TESTO FORNITO:
-=-=-=-=-
E il modo per mirare gli investimenti di marketing è il brand positioning.
Il brand positioning ti dice che cosa dire, a chi dirlo e come dirlo. E’ focalizzato a comunicare una cosa specifica, invece che solamente a “fare immagine” “( De Veglia, 2017; pp.52-53). Per farlo si deve comprendere lo scenario competitivo: chi sono i concorrenti e qual è il loro brand positioning per poi trovare l’idea differenziante, ovvero in che modo il proprio prodotto o servizio, o meglio, la propria promessa di marca sono diversi dai concorrenti. L’idea differenziante è l’essenza del brand positioning perché il marketing è una battaglia di idee e di percezioni contro le idee e le percezioni che appartengono ai nostri concorrenti. Una battaglia che si svolge nella mente dei potenziali clienti.
Quando si cerca l’idea differenziante si deve tener presente che alla gente piace le aziende che si specializzano, che si dedicano del tutto a produrre un solo prodotto.
Nella guerra di brand positioning lo specialista, il brand che ha una sola cosa, batte sempre il generalista, il brand che fa più cose.
Dato che la mente semplifica, per i clienti funziona questo ragionamento: “ se sono gli specialisti, significa che hanno più esperienza e dedicano più tempo e risorse a quell’attività. Quindi lo svolgono meglio di un’altra azienda che divide il suo tempo e le sue risorse per svolgere altre attività.
Il cliente quando sceglie lo specialista pensa: “lo specialista è chi è più bravo a fare una determinata cosa: quindi la mia scelta è meno rischiosa e più furba e mi permette di ottenere più valore per i miei soldi” ( De Veglia, 2017, pp.91-92).
Un esempio di specialista è Red Bull. Red Bull ha un solo prodotto, e non è solo l’azienda specializzata negli energy drink, ma è anche quella che ha inventato la categoria. Nella scelta di questo brand si segue questo schema mentale: compro Red Bull perché è lo specialista, quindi è il miglior energy drink”.
Il brand specialista deve rimanere tale, non si deve allargare ad altre aree che sono considerate lontane, ad altre categorie di prodotto. In poche parole non deve cadere nella trappola dell’estensione di linea.
La mente non vuole confusione: se un brand significa “merceologia A” (ad esempio tessuti), non può significare “merceologia B” (ad esempio occhiali da sole).
L’estensione di linea definita anche “estensione di marca”, anche se all’apparenza è una buona idea (si usa una marca forte per lanciare un nuovo prodotto), in realtà è una pessima idea perché non solo non posiziona efficacemente il nuovo prodotto, ma va a de-posizionare il brand originale a vantaggio di un competitor. Da tenere presente che il brand specialista che usa l’estensione di linea rischia più di un brand generico perché quando lo specialista perde la sua specialità perde tutto.
Nello stesso tempo l’idea specialista ha un limite: non la si può usare se il mercato è troppo piccolo perché si finisce per avere pochi clienti. Così è sconsigliata per le piccole aziende che hanno mercati locali. Se il mercato è piccolo si deve avere un brand positioning più ampio possibile e viceversa. Ad esempio, se si ha una web agency ci si può specializzare nel fare “solo siti internet per dentisti” se si ha un mercato nazionale, ma no se si lavora a Carpi.
-=-=-=-=-
ELENCO DEI DATI:
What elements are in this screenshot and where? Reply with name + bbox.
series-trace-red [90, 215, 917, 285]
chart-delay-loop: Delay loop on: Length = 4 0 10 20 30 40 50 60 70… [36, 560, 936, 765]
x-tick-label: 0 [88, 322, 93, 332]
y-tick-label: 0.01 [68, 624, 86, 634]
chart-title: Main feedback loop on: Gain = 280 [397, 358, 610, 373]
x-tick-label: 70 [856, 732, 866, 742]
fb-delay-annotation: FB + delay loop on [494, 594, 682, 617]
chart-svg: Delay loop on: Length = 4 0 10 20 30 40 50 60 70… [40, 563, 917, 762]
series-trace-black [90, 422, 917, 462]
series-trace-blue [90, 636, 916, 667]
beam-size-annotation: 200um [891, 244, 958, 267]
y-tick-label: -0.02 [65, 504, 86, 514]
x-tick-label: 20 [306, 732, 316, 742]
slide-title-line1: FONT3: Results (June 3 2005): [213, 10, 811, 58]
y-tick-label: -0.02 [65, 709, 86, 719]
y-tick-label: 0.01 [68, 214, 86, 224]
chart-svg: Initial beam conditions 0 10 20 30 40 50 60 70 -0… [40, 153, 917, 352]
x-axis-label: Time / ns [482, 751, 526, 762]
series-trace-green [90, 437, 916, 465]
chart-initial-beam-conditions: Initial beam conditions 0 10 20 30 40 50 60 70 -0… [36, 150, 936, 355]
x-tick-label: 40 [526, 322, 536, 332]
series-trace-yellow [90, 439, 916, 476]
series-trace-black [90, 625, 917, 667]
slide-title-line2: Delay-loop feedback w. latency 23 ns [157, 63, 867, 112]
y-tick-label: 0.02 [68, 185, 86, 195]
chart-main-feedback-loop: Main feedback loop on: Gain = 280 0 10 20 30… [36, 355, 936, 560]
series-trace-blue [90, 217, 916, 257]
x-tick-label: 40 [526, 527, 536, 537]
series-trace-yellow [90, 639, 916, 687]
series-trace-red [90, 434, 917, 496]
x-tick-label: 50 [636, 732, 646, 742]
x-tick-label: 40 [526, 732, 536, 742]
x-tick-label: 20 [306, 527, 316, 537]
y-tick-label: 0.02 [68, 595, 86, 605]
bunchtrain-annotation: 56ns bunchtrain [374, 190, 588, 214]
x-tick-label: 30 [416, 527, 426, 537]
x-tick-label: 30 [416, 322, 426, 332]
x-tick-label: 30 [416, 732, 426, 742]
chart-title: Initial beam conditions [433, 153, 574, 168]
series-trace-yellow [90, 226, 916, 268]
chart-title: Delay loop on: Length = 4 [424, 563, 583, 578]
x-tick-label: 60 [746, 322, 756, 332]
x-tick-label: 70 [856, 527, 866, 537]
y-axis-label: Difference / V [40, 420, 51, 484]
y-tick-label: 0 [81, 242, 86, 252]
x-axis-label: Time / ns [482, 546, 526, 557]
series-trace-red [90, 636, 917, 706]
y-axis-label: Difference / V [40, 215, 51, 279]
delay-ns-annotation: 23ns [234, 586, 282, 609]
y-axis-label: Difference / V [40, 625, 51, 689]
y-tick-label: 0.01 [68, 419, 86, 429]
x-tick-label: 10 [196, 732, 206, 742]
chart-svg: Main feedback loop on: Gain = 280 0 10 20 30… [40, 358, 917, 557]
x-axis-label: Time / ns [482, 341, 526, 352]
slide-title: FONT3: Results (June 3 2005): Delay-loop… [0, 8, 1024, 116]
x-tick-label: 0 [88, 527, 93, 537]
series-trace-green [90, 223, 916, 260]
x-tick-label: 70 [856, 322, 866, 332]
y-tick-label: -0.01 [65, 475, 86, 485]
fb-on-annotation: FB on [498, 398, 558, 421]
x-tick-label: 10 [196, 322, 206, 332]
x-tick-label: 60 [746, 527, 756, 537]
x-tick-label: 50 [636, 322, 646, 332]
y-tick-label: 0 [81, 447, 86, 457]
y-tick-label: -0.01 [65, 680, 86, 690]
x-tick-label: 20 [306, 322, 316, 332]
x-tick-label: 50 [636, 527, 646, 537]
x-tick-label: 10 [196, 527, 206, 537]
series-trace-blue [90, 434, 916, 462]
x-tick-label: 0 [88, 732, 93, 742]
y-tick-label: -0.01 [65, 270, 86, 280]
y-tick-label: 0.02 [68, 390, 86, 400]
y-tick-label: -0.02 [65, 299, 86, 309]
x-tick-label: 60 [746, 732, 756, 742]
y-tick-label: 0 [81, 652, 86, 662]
-=-=-=-=-
COMPITI:
[a] Riscrivi come lista JSON di stringhe tutto quello che va dall'inizio dei record fino alla riga che contiene "slide-title-line2: Delay-loop feedback", una stringa per riga e senza righe vuote.
[b] Prosegui il testo sul brand positioning a partire da dove finisce.
Il testo e i record provengono da fonti diverse.

SOLUZIONI:
[a]
[
  "What elements are in this screenshot and where? Reply with name + bbox.",
  "series-trace-red [90, 215, 917, 285]",
  "chart-delay-loop: Delay loop on: Length = 4 0 10 20 30 40 50 60 70… [36, 560, 936, 765]",
  "x-tick-label: 0 [88, 322, 93, 332]",
  "y-tick-label: 0.01 [68, 624, 86, 634]",
  "chart-title: Main feedback loop on: Gain = 280 [397, 358, 610, 373]",
  "x-tick-label: 70 [856, 732, 866, 742]",
  "fb-delay-annotation: FB + delay loop on [494, 594, 682, 617]",
  "chart-svg: Delay loop on: Length = 4 0 10 20 30 40 50 60 70… [40, 563, 917, 762]",
  "series-trace-black [90, 422, 917, 462]",
  "series-trace-blue [90, 636, 916, 667]",
  "beam-size-annotation: 200um [891, 244, 958, 267]",
  "y-tick-label: -0.02 [65, 504, 86, 514]",
  "x-tick-label: 20 [306, 732, 316, 742]",
  "slide-title-line1: FONT3: Results (June 3 2005): [213, 10, 811, 58]",
  "y-tick-label: -0.02 [65, 709, 86, 719]",
  "y-tick-label: 0.01 [68, 214, 86, 224]",
  "chart-svg: Initial beam conditions 0 10 20 30 40 50 60 70 -0… [40, 153, 917, 352]",
  "x-axis-label: Time / ns [482, 751, 526, 762]",
  "series-trace-green [90, 437, 916, 465]",
  "chart-initial-beam-conditions: Initial beam conditions 0 10 20 30 40 50 60 70 -0… [36, 150, 936, 355]",
  "x-tick-label: 40 [526, 322, 536, 332]",
  "series-trace-yellow [90, 439, 916, 476]",
  "series-trace-black [90, 625, 917, 667]",
  "slide-title-line2: Delay-loop feedback w. latency 23 ns [157, 63, 867, 112]"
]

[b]
L’idea differenziante “specialista” funziona perché comunica precisamente alla mente e ai suoi limiti.
Un’alternativa all’idea differenziante specialista è il “numero uno”. In questo caso si deve valutare, prendendo in considerazione dei dati: numero di clienti, numero di anni sul mercato, numero di prodotti, chi ha lanciato per primo il prodotto, chi ha più punti vendita, chi ha lanciato una nuova funzionalità e così via, se si è il numero uno nel proprio mercato e dichiararlo.
L’idea differenziante alternativa numero uno funziona meglio quanto più i mercati hanno scarsità di attività di marketing e in generale di brand awareness. Per impadronirsi della posizione “numero uno” basta dichiararlo.
“Ricorda che il marketing è una battaglia di percezioni e non dimenticare i limiti della mente. Se riesci a comunicare efficacemente di essere il “numero uno” la mente dei tuoi clienti lo registrerà e a quel punto alzerà barriere nei confronti di ogni messaggio in contrasto con questo” (De Veglia, 2017, p.95).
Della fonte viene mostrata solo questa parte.